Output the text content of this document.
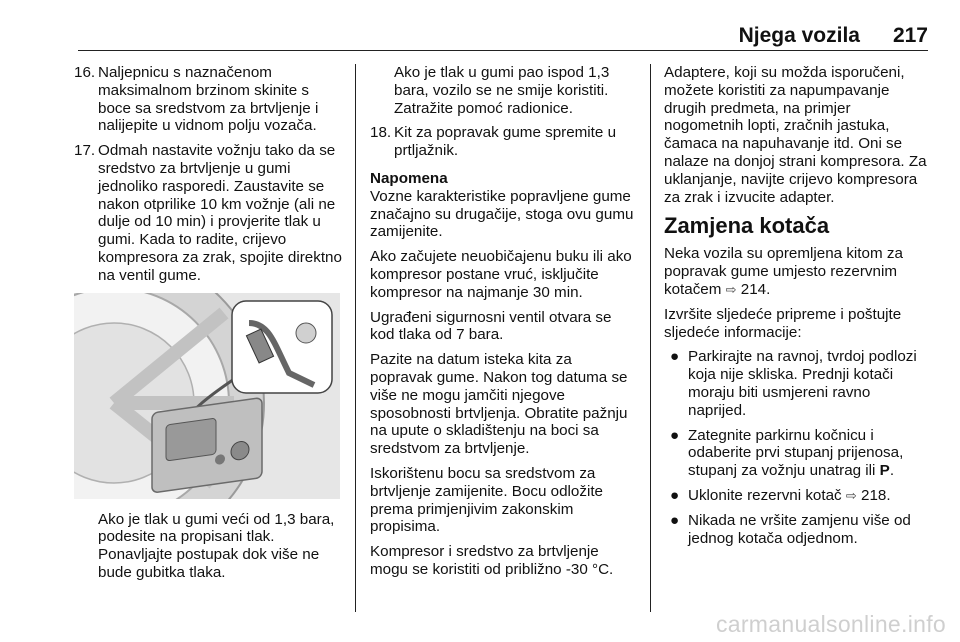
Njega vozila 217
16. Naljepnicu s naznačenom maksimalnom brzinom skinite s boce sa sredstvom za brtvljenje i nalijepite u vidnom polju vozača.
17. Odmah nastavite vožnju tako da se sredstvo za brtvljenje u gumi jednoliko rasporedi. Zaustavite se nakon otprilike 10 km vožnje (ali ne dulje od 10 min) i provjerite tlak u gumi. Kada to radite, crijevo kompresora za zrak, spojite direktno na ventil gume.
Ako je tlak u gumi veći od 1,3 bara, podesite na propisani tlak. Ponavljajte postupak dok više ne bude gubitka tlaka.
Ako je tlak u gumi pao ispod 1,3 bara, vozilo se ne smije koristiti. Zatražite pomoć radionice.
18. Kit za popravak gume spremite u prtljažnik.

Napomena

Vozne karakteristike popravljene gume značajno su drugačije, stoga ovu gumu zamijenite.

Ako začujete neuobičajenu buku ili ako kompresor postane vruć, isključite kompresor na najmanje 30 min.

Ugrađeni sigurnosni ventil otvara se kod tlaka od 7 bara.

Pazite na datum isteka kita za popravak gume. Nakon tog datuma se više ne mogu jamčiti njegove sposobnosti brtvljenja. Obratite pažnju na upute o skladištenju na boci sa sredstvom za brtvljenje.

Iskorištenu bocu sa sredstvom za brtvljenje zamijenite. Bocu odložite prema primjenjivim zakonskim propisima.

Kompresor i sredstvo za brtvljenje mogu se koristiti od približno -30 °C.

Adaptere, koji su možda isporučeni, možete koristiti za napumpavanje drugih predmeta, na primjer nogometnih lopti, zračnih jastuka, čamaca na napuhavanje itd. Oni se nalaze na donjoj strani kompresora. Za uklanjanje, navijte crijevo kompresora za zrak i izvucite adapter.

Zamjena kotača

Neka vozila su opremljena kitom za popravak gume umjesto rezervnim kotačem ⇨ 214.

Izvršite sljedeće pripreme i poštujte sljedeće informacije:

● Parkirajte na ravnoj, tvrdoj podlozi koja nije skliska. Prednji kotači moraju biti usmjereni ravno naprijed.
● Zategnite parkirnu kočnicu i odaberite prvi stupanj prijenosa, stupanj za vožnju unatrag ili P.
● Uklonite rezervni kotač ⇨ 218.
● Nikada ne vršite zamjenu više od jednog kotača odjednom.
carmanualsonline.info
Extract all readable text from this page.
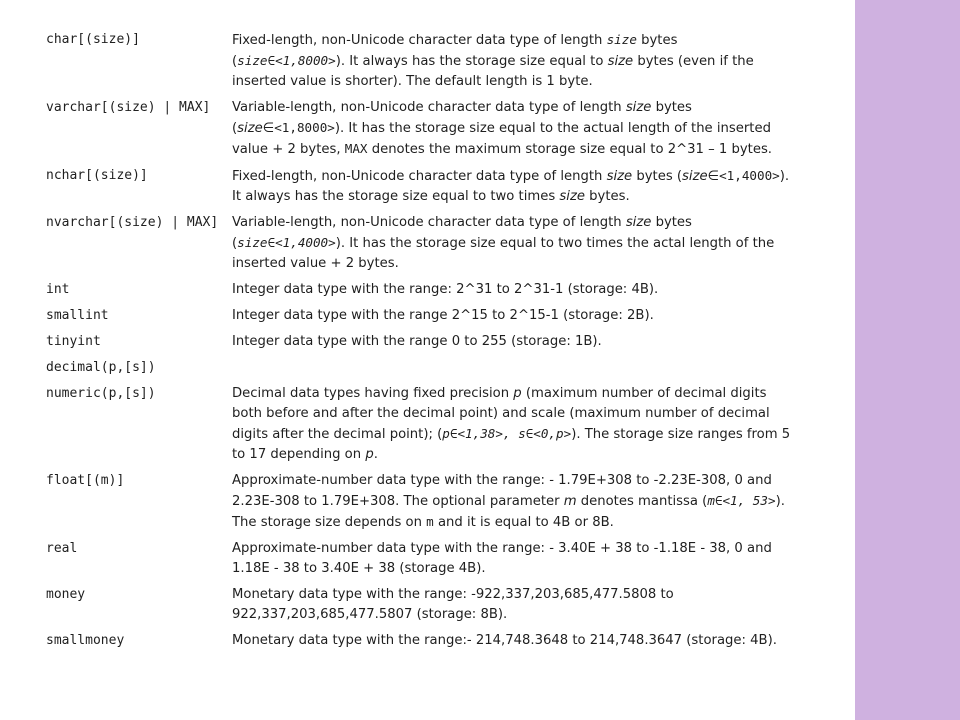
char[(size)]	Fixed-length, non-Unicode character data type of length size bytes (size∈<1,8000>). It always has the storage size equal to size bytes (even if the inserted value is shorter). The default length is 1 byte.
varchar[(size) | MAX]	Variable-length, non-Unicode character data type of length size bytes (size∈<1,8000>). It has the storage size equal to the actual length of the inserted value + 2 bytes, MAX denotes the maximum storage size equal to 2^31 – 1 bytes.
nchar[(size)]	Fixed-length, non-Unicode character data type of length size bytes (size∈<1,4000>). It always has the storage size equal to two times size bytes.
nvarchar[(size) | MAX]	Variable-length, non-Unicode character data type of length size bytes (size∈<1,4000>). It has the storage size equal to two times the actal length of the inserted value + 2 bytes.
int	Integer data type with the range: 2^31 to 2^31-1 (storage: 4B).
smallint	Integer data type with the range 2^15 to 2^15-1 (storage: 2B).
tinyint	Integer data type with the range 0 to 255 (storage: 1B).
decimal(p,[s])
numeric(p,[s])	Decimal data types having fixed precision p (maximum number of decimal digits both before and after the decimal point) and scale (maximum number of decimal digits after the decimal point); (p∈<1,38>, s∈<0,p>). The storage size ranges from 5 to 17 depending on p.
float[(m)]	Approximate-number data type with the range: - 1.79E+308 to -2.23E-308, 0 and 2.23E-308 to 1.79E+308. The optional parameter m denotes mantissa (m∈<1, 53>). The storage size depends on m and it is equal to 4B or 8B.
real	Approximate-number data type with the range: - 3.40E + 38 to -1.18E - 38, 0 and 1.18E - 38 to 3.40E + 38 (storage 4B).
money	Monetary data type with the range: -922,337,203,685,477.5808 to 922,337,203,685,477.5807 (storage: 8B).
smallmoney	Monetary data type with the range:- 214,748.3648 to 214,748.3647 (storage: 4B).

━━━━

> _Aim of the exercise_: Check each line of the entries above, and show every one holding the word "denotes".

> _Solution below_:
varchar[(size) | MAX]	Variable-length, non-Unicode character data type of length size bytes (size∈<1,8000>). It has the storage size equal to the actual length of the inserted value + 2 bytes, MAX denotes the maximum storage size equal to 2^31 – 1 bytes.
float[(m)]	Approximate-number data type with the range: - 1.79E+308 to -2.23E-308, 0 and 2.23E-308 to 1.79E+308. The optional parameter m denotes mantissa (m∈<1, 53>). The storage size depends on m and it is equal to 4B or 8B.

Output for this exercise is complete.